Bounding box annotations
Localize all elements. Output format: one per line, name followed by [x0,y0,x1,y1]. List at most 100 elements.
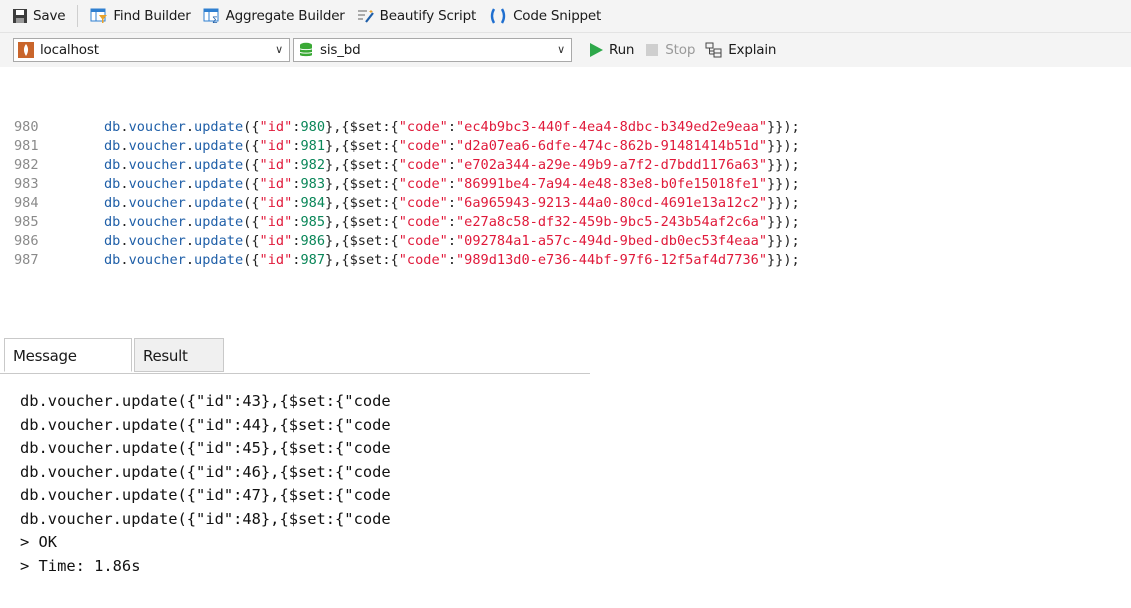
tab-result[interactable]: Result [134,338,224,372]
save-button[interactable]: Save [6,3,71,29]
editor-line[interactable]: 982 db.voucher.update({"id":982},{$set:{"… [0,156,1131,175]
code-text: db.voucher.update({"id":984},{$set:{"cod… [104,194,800,213]
code-token: }}); [767,176,800,192]
beautify-script-icon [357,10,374,23]
code-token: . [185,252,195,268]
code-token: : [447,138,456,154]
code-token: voucher [128,157,186,173]
code-token: : [447,233,456,249]
code-token: }}); [767,138,800,154]
message-panel: db.voucher.update({"id":43},{$set:{"code… [0,382,600,608]
stop-label: Stop [665,42,696,58]
editor-line[interactable]: 986 db.voucher.update({"id":986},{$set:{"… [0,232,1131,251]
code-token: db [104,195,121,211]
query-editor[interactable]: 980 db.voucher.update({"id":980},{$set:{"… [0,68,1131,324]
code-token: update [194,119,244,135]
code-token: "id" [259,233,293,249]
code-token: "code" [398,119,448,135]
code-token: . [120,233,129,249]
code-token: }}); [767,119,800,135]
code-token: }}); [767,233,800,249]
line-number: 986 [14,233,39,249]
code-text: db.voucher.update({"id":986},{$set:{"cod… [104,232,800,251]
code-token: 982 [300,157,326,173]
tab-message[interactable]: Message [4,338,132,372]
code-token: update [194,138,244,154]
code-token: },{$set:{ [325,176,399,192]
run-button[interactable]: Run [583,37,639,63]
code-token: "id" [259,195,293,211]
code-token: . [120,138,129,154]
code-token: update [194,252,244,268]
message-line: db.voucher.update({"id":48},{$set:{"code [20,509,391,528]
code-token: },{$set:{ [325,252,399,268]
mongodb-connection-icon [18,42,34,58]
code-token: "id" [259,176,293,192]
editor-line[interactable]: 985 db.voucher.update({"id":985},{$set:{"… [0,213,1131,232]
aggregate-builder-button[interactable]: Σ Aggregate Builder [197,3,351,29]
message-line: db.voucher.update({"id":43},{$set:{"code [20,392,391,410]
code-token: "id" [259,214,293,230]
code-token: : [447,176,456,192]
code-token: update [194,157,244,173]
editor-line[interactable]: 984 db.voucher.update({"id":984},{$set:{"… [0,194,1131,213]
connection-select[interactable]: localhost ∨ [13,38,290,62]
code-token: 987 [300,252,326,268]
find-builder-label: Find Builder [113,8,191,24]
code-token: "e702a344-a29e-49b9-a7f2-d7bdd1176a63" [456,157,767,173]
stop-button[interactable]: Stop [639,37,700,63]
code-token: . [120,195,129,211]
code-token: db [104,233,121,249]
code-token: . [185,233,195,249]
code-token: 985 [300,214,326,230]
find-builder-icon [90,8,108,23]
tab-message-label: Message [13,347,77,365]
message-line: db.voucher.update({"id":47},{$set:{"code [20,486,391,504]
aggregate-builder-label: Aggregate Builder [225,8,345,24]
code-token: },{$set:{ [325,214,399,230]
tab-result-label: Result [143,347,188,365]
explain-button[interactable]: Explain [700,37,781,63]
result-tabs: Message Result [0,336,590,374]
database-select[interactable]: sis_bd ∨ [293,38,572,62]
code-token: : [447,195,456,211]
code-token: 983 [300,176,326,192]
editor-line[interactable]: 981 db.voucher.update({"id":981},{$set:{"… [0,137,1131,156]
code-token: voucher [128,138,186,154]
chevron-down-icon: ∨ [275,43,283,56]
code-snippet-label: Code Snippet [513,8,602,24]
run-label: Run [609,42,635,58]
line-number: 984 [14,195,39,211]
find-builder-button[interactable]: Find Builder [84,3,196,29]
line-number: 982 [14,157,39,173]
run-controls: Run Stop Explain [583,38,781,62]
chevron-down-icon: ∨ [557,43,565,56]
aggregate-builder-icon: Σ [203,8,219,24]
code-text: db.voucher.update({"id":987},{$set:{"cod… [104,251,800,270]
editor-line[interactable]: 983 db.voucher.update({"id":983},{$set:{"… [0,175,1131,194]
code-token: db [104,176,121,192]
code-token: "id" [259,119,293,135]
code-token: "092784a1-a57c-494d-9bed-db0ec53f4eaa" [456,233,767,249]
save-icon [13,9,27,23]
code-token: update [194,233,244,249]
code-token: . [185,138,195,154]
code-token: 986 [300,233,326,249]
line-number: 985 [14,214,39,230]
code-token: ({ [243,138,260,154]
editor-line[interactable]: 980 db.voucher.update({"id":980},{$set:{"… [0,118,1131,137]
code-token: . [120,214,129,230]
code-token: "d2a07ea6-6dfe-474c-862b-91481414b51d" [456,138,767,154]
code-token: "e27a8c58-df32-459b-9bc5-243b54af2c6a" [456,214,767,230]
code-token: update [194,176,244,192]
editor-line[interactable]: 987 db.voucher.update({"id":987},{$set:{"… [0,251,1131,270]
code-token: "6a965943-9213-44a0-80cd-4691e13a12c2" [456,195,767,211]
code-token: ({ [243,195,260,211]
explain-icon [705,42,722,58]
code-token: . [185,214,195,230]
beautify-script-button[interactable]: Beautify Script [351,3,482,29]
code-token: ({ [243,119,260,135]
line-number: 983 [14,176,39,192]
code-token: },{$set:{ [325,138,399,154]
code-snippet-button[interactable]: Code Snippet [482,3,607,29]
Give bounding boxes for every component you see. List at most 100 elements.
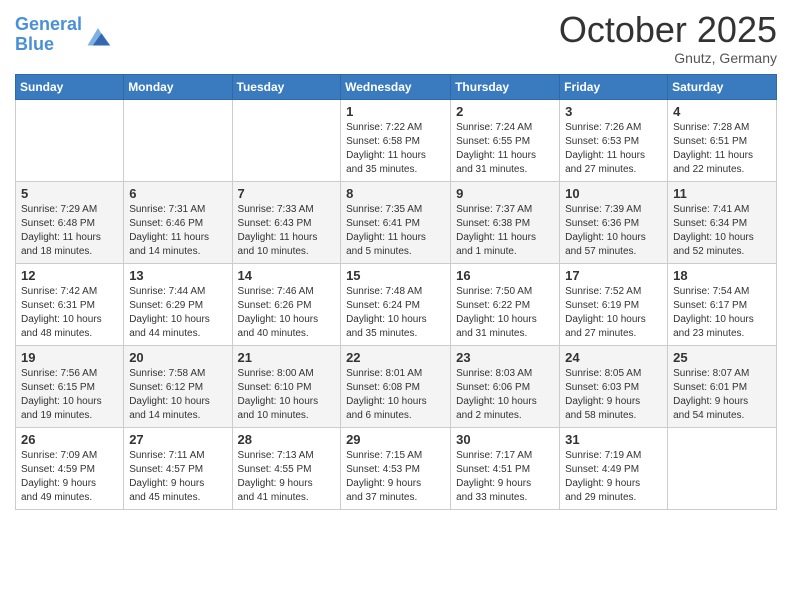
day-number: 2 [456,104,554,119]
calendar-day-cell: 21 Sunrise: 8:00 AM Sunset: 6:10 PM Dayli… [232,345,341,427]
calendar-day-cell: 3 Sunrise: 7:26 AM Sunset: 6:53 PM Daylig… [560,99,668,181]
day-number: 5 [21,186,118,201]
logo-text: General Blue [15,15,112,55]
day-info: Sunrise: 7:22 AM Sunset: 6:58 PM Dayligh… [346,121,445,177]
title-block: October 2025 Gnutz, Germany [559,10,777,66]
calendar-day-cell: 7Sunrise: 7:33 AM Sunset: 6:43 PM Daylig… [232,181,341,263]
day-number: 24 [565,350,662,365]
calendar-header-thursday: Thursday [451,74,560,99]
day-info: Sunrise: 7:46 AM Sunset: 6:26 PM Dayligh… [238,285,336,341]
day-number: 21 [238,350,336,365]
day-info: Sunrise: 8:01 AM Sunset: 6:08 PM Dayligh… [346,367,445,423]
day-number: 26 [21,432,118,447]
calendar-day-cell: 6 Sunrise: 7:31 AM Sunset: 6:46 PM Daylig… [124,181,232,263]
day-info: Sunrise: 7:41 AM Sunset: 6:34 PM Dayligh… [673,203,771,259]
day-info: Sunrise: 7:17 AM Sunset: 4:51 PM Dayligh… [456,449,554,505]
calendar-day-cell: 12 Sunrise: 7:42 AM Sunset: 6:31 PM Dayli… [16,263,124,345]
day-info: Sunrise: 7:29 AM Sunset: 6:48 PM Dayligh… [21,203,118,259]
day-info: Sunrise: 7:24 AM Sunset: 6:55 PM Dayligh… [456,121,554,177]
calendar-day-cell: 9 Sunrise: 7:37 AM Sunset: 6:38 PM Daylig… [451,181,560,263]
day-number: 8 [346,186,445,201]
logo-icon [84,21,112,49]
calendar-empty-cell [232,99,341,181]
day-info: Sunrise: 8:03 AM Sunset: 6:06 PM Dayligh… [456,367,554,423]
day-info: Sunrise: 7:52 AM Sunset: 6:19 PM Dayligh… [565,285,662,341]
calendar-week-row: 19 Sunrise: 7:56 AM Sunset: 6:15 PM Dayli… [16,345,777,427]
day-number: 11 [673,186,771,201]
header: General Blue October 2025 Gnutz, Germany [15,10,777,66]
day-info: Sunrise: 7:39 AM Sunset: 6:36 PM Dayligh… [565,203,662,259]
month-title: October 2025 [559,10,777,50]
calendar-day-cell: 2 Sunrise: 7:24 AM Sunset: 6:55 PM Daylig… [451,99,560,181]
calendar-day-cell: 24Sunrise: 8:05 AM Sunset: 6:03 PM Dayli… [560,345,668,427]
day-info: Sunrise: 7:56 AM Sunset: 6:15 PM Dayligh… [21,367,118,423]
day-number: 27 [129,432,226,447]
day-info: Sunrise: 7:44 AM Sunset: 6:29 PM Dayligh… [129,285,226,341]
day-number: 9 [456,186,554,201]
day-number: 12 [21,268,118,283]
calendar-day-cell: 23 Sunrise: 8:03 AM Sunset: 6:06 PM Dayli… [451,345,560,427]
calendar-empty-cell [668,427,777,509]
calendar-day-cell: 17 Sunrise: 7:52 AM Sunset: 6:19 PM Dayli… [560,263,668,345]
day-number: 30 [456,432,554,447]
day-number: 16 [456,268,554,283]
calendar-table: SundayMondayTuesdayWednesdayThursdayFrid… [15,74,777,510]
subtitle: Gnutz, Germany [559,50,777,66]
day-number: 6 [129,186,226,201]
calendar-day-cell: 27 Sunrise: 7:11 AM Sunset: 4:57 PM Dayli… [124,427,232,509]
day-info: Sunrise: 7:37 AM Sunset: 6:38 PM Dayligh… [456,203,554,259]
calendar-day-cell: 26 Sunrise: 7:09 AM Sunset: 4:59 PM Dayli… [16,427,124,509]
calendar-header-tuesday: Tuesday [232,74,341,99]
day-info: Sunrise: 7:50 AM Sunset: 6:22 PM Dayligh… [456,285,554,341]
calendar-day-cell: 13 Sunrise: 7:44 AM Sunset: 6:29 PM Dayli… [124,263,232,345]
calendar-day-cell: 14 Sunrise: 7:46 AM Sunset: 6:26 PM Dayli… [232,263,341,345]
day-number: 13 [129,268,226,283]
day-info: Sunrise: 7:26 AM Sunset: 6:53 PM Dayligh… [565,121,662,177]
calendar-header-sunday: Sunday [16,74,124,99]
calendar-header-saturday: Saturday [668,74,777,99]
calendar-day-cell: 22 Sunrise: 8:01 AM Sunset: 6:08 PM Dayli… [341,345,451,427]
calendar-empty-cell [124,99,232,181]
day-number: 18 [673,268,771,283]
day-info: Sunrise: 8:00 AM Sunset: 6:10 PM Dayligh… [238,367,336,423]
day-number: 17 [565,268,662,283]
calendar-day-cell: 16 Sunrise: 7:50 AM Sunset: 6:22 PM Dayli… [451,263,560,345]
logo-line1: General [15,14,82,34]
day-number: 7 [238,186,336,201]
day-number: 23 [456,350,554,365]
logo-line2: Blue [15,34,54,54]
calendar-day-cell: 20 Sunrise: 7:58 AM Sunset: 6:12 PM Dayli… [124,345,232,427]
day-info: Sunrise: 7:42 AM Sunset: 6:31 PM Dayligh… [21,285,118,341]
page: General Blue October 2025 Gnutz, Germany… [0,0,792,612]
day-number: 22 [346,350,445,365]
day-info: Sunrise: 7:54 AM Sunset: 6:17 PM Dayligh… [673,285,771,341]
calendar-day-cell: 31Sunrise: 7:19 AM Sunset: 4:49 PM Dayli… [560,427,668,509]
day-number: 3 [565,104,662,119]
calendar-header-monday: Monday [124,74,232,99]
calendar-day-cell: 4Sunrise: 7:28 AM Sunset: 6:51 PM Daylig… [668,99,777,181]
day-number: 31 [565,432,662,447]
logo: General Blue [15,15,112,55]
day-info: Sunrise: 7:58 AM Sunset: 6:12 PM Dayligh… [129,367,226,423]
day-info: Sunrise: 7:11 AM Sunset: 4:57 PM Dayligh… [129,449,226,505]
calendar-week-row: 26 Sunrise: 7:09 AM Sunset: 4:59 PM Dayli… [16,427,777,509]
day-number: 20 [129,350,226,365]
calendar-day-cell: 29 Sunrise: 7:15 AM Sunset: 4:53 PM Dayli… [341,427,451,509]
calendar-header-friday: Friday [560,74,668,99]
day-info: Sunrise: 8:07 AM Sunset: 6:01 PM Dayligh… [673,367,771,423]
day-number: 15 [346,268,445,283]
day-info: Sunrise: 7:48 AM Sunset: 6:24 PM Dayligh… [346,285,445,341]
day-info: Sunrise: 7:09 AM Sunset: 4:59 PM Dayligh… [21,449,118,505]
day-number: 19 [21,350,118,365]
day-number: 1 [346,104,445,119]
day-info: Sunrise: 7:15 AM Sunset: 4:53 PM Dayligh… [346,449,445,505]
calendar-day-cell: 8 Sunrise: 7:35 AM Sunset: 6:41 PM Daylig… [341,181,451,263]
day-number: 14 [238,268,336,283]
day-number: 29 [346,432,445,447]
calendar-day-cell: 19 Sunrise: 7:56 AM Sunset: 6:15 PM Dayli… [16,345,124,427]
day-info: Sunrise: 7:35 AM Sunset: 6:41 PM Dayligh… [346,203,445,259]
calendar-day-cell: 1 Sunrise: 7:22 AM Sunset: 6:58 PM Daylig… [341,99,451,181]
calendar-day-cell: 28Sunrise: 7:13 AM Sunset: 4:55 PM Dayli… [232,427,341,509]
day-number: 28 [238,432,336,447]
day-info: Sunrise: 7:31 AM Sunset: 6:46 PM Dayligh… [129,203,226,259]
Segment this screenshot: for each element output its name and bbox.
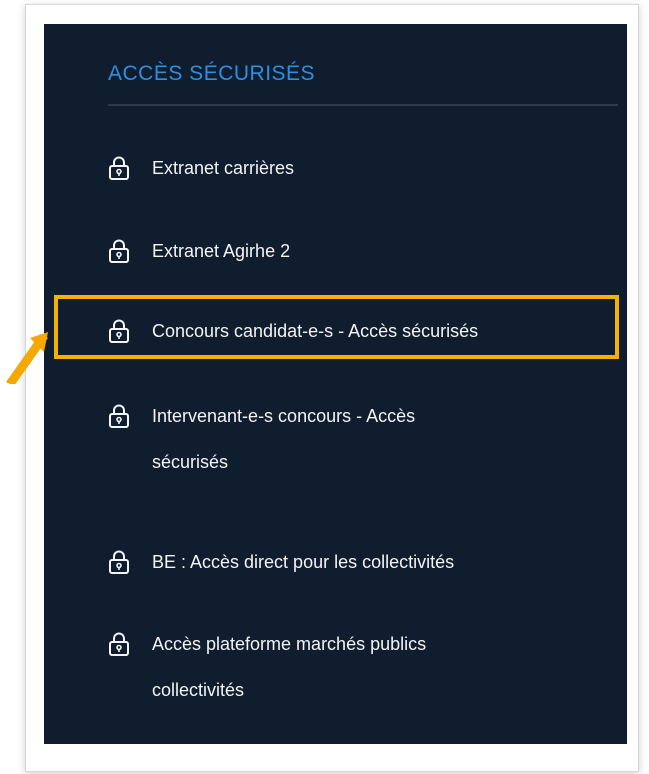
link-label: Concours candidat-e-s - Accès sécurisés bbox=[152, 321, 479, 341]
title-divider bbox=[108, 104, 618, 106]
lock-icon bbox=[108, 404, 130, 428]
link-label: Extranet Agirhe 2 bbox=[152, 241, 291, 261]
lock-icon bbox=[108, 319, 130, 343]
lock-icon bbox=[108, 632, 130, 656]
link-label: BE : Accès direct pour les collectivités bbox=[152, 552, 455, 572]
link-label: Accès plateforme marchés publics bbox=[152, 634, 427, 654]
link-label: Extranet carrières bbox=[152, 158, 295, 178]
lock-icon bbox=[108, 239, 130, 263]
lock-icon bbox=[108, 156, 130, 180]
link-label: Intervenant-e-s concours - Accès bbox=[152, 406, 416, 426]
panel-title: ACCÈS SÉCURISÉS bbox=[108, 62, 316, 85]
lock-icon bbox=[108, 550, 130, 574]
link-label-continued: sécurisés bbox=[152, 452, 229, 472]
link-label-continued: collectivités bbox=[152, 680, 245, 700]
pointer-arrow-icon bbox=[6, 332, 48, 384]
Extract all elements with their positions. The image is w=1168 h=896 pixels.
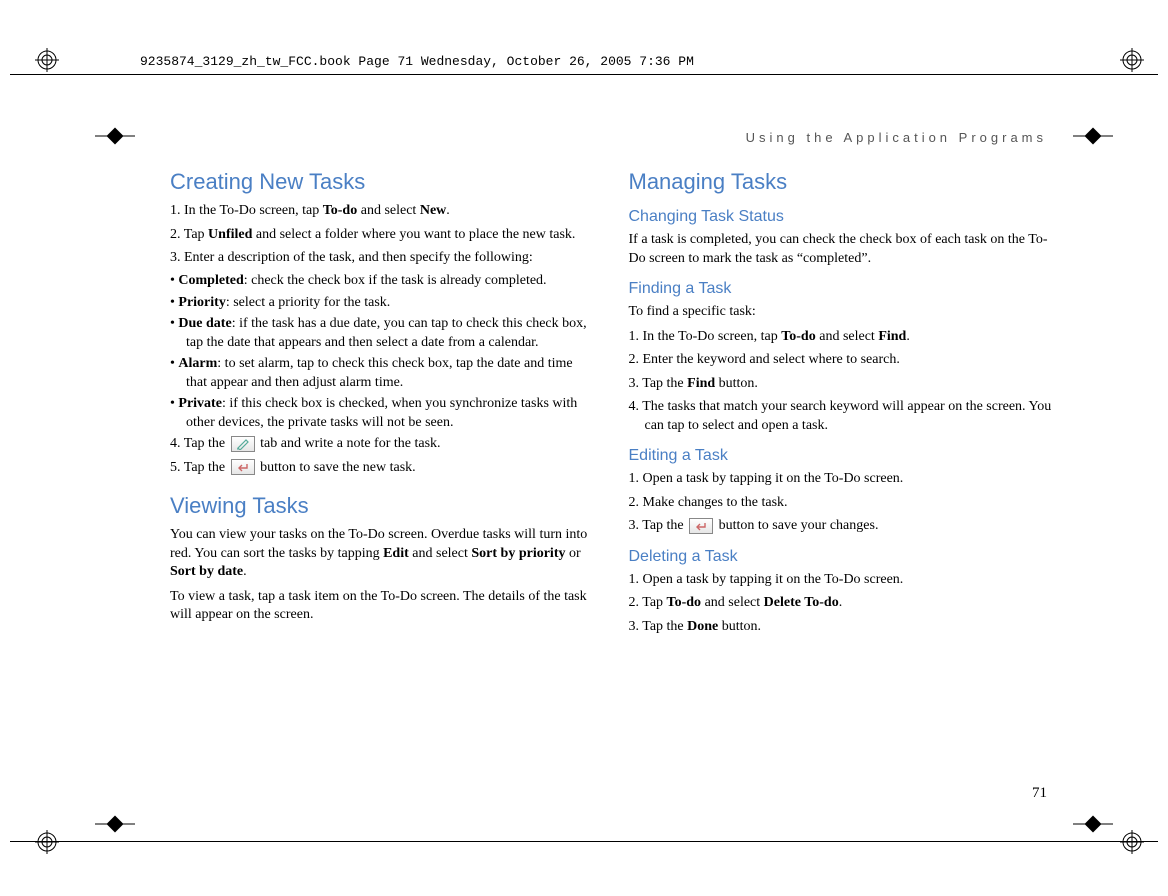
changing-status-p: If a task is completed, you can check th…	[629, 231, 1054, 268]
note-tab-icon	[231, 436, 255, 452]
step-3: 3. Enter a description of the task, and …	[170, 249, 595, 267]
subhead-finding: Finding a Task	[629, 278, 1054, 299]
heading-managing-tasks: Managing Tasks	[629, 167, 1054, 196]
subhead-editing: Editing a Task	[629, 445, 1054, 466]
find-step-3: 3. Tap the Find button.	[629, 375, 1054, 393]
right-column: Managing Tasks Changing Task Status If a…	[629, 167, 1054, 641]
edit-step-3: 3. Tap the button to save your changes.	[629, 517, 1054, 535]
bullet-completed: • Completed: check the check box if the …	[170, 272, 595, 290]
step-4: 4. Tap the tab and write a note for the …	[170, 435, 595, 453]
page-content: Using the Application Programs Creating …	[170, 130, 1053, 796]
find-step-2: 2. Enter the keyword and select where to…	[629, 351, 1054, 369]
find-step-1: 1. In the To-Do screen, tap To-do and se…	[629, 328, 1054, 346]
bullet-private: • Private: if this check box is checked,…	[170, 395, 595, 432]
bullet-due-date: • Due date: if the task has a due date, …	[170, 315, 595, 352]
footer-rule	[10, 841, 1158, 842]
running-header: Using the Application Programs	[170, 130, 1053, 145]
del-step-2: 2. Tap To-do and select Delete To-do.	[629, 594, 1054, 612]
edit-step-1: 1. Open a task by tapping it on the To-D…	[629, 470, 1054, 488]
registration-mark-icon	[1120, 48, 1144, 72]
left-column: Creating New Tasks 1. In the To-Do scree…	[170, 167, 595, 641]
step-2: 2. Tap Unfiled and select a folder where…	[170, 226, 595, 244]
edit-step-2: 2. Make changes to the task.	[629, 494, 1054, 512]
alignment-diamond-icon	[95, 124, 135, 148]
save-return-icon	[231, 459, 255, 475]
find-step-4: 4. The tasks that match your search keyw…	[629, 398, 1054, 435]
header-rule	[10, 74, 1158, 75]
registration-mark-icon	[1120, 830, 1144, 854]
book-header-meta: 9235874_3129_zh_tw_FCC.book Page 71 Wedn…	[140, 54, 694, 69]
save-return-icon	[689, 518, 713, 534]
step-5: 5. Tap the button to save the new task.	[170, 459, 595, 477]
viewing-p1: You can view your tasks on the To-Do scr…	[170, 526, 595, 581]
registration-mark-icon	[35, 830, 59, 854]
alignment-diamond-icon	[1073, 124, 1113, 148]
find-intro: To find a specific task:	[629, 303, 1054, 321]
del-step-3: 3. Tap the Done button.	[629, 618, 1054, 636]
page-number: 71	[1032, 785, 1047, 802]
viewing-p2: To view a task, tap a task item on the T…	[170, 588, 595, 625]
heading-creating-new-tasks: Creating New Tasks	[170, 167, 595, 196]
del-step-1: 1. Open a task by tapping it on the To-D…	[629, 571, 1054, 589]
subhead-changing-status: Changing Task Status	[629, 206, 1054, 227]
bullet-priority: • Priority: select a priority for the ta…	[170, 294, 595, 312]
step-1: 1. In the To-Do screen, tap To-do and se…	[170, 202, 595, 220]
alignment-diamond-icon	[95, 812, 135, 836]
heading-viewing-tasks: Viewing Tasks	[170, 491, 595, 520]
registration-mark-icon	[35, 48, 59, 72]
subhead-deleting: Deleting a Task	[629, 546, 1054, 567]
alignment-diamond-icon	[1073, 812, 1113, 836]
bullet-alarm: • Alarm: to set alarm, tap to check this…	[170, 355, 595, 392]
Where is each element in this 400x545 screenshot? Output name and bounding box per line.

_WHAT YOU SHOULD DO_. Copy out the lines of the data above verbatim, from the line containing "changing-status-p: If a" through the line containing "subhead-finding: Finding a", with both of those lines included.

_EXERCISE RESPONSE_.
changing-status-p: If a task is completed, you can check th…	[629, 231, 1054, 268]
note-tab-icon	[231, 436, 255, 452]
step-3: 3. Enter a description of the task, and …	[170, 249, 595, 267]
subhead-finding: Finding a Task	[629, 278, 1054, 299]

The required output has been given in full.